— begin —

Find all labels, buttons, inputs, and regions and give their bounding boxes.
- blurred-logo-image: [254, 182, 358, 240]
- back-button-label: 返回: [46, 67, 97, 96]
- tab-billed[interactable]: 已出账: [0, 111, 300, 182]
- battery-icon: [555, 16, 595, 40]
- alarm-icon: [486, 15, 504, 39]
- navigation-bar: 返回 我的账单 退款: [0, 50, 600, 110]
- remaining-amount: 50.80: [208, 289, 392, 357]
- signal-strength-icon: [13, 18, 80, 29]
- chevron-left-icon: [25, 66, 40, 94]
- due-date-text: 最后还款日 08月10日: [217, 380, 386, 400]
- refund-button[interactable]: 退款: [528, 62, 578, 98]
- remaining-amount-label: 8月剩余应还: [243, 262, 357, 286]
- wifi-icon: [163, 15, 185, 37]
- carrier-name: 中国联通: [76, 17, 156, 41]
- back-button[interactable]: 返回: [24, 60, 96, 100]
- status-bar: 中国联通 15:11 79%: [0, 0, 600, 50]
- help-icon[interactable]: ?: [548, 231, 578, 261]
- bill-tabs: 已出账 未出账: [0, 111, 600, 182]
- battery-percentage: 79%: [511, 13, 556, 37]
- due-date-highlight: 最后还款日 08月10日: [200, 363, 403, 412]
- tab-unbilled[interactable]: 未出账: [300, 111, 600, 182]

— end —

_TASK_
Number every line above and write them out as a list, dropping any blank lines.

_SOLUTION TO THIS EXERCISE_
1. Find all labels, buttons, inputs, and regions and give their bounding boxes.
2. - blurred-logo-image: [254, 182, 358, 240]
3. - back-button-label: 返回: [46, 67, 97, 96]
4. - tab-billed[interactable]: 已出账: [0, 111, 300, 182]
5. - battery-icon: [555, 16, 595, 40]
6. - alarm-icon: [486, 15, 504, 39]
7. - navigation-bar: 返回 我的账单 退款: [0, 50, 600, 110]
8. - remaining-amount: 50.80: [208, 289, 392, 357]
9. - signal-strength-icon: [13, 18, 80, 29]
10. - chevron-left-icon: [25, 66, 40, 94]
11. - due-date-text: 最后还款日 08月10日: [217, 380, 386, 400]
12. - refund-button[interactable]: 退款: [528, 62, 578, 98]
13. - remaining-amount-label: 8月剩余应还: [243, 262, 357, 286]
14. - wifi-icon: [163, 15, 185, 37]
15. - carrier-name: 中国联通: [76, 17, 156, 41]
16. - back-button[interactable]: 返回: [24, 60, 96, 100]
17. - status-bar: 中国联通 15:11 79%: [0, 0, 600, 50]
18. - help-icon[interactable]: ?: [548, 231, 578, 261]
19. - bill-tabs: 已出账 未出账: [0, 111, 600, 182]
20. - battery-percentage: 79%: [511, 13, 556, 37]
21. - due-date-highlight: 最后还款日 08月10日: [200, 363, 403, 412]
22. - tab-unbilled[interactable]: 未出账: [300, 111, 600, 182]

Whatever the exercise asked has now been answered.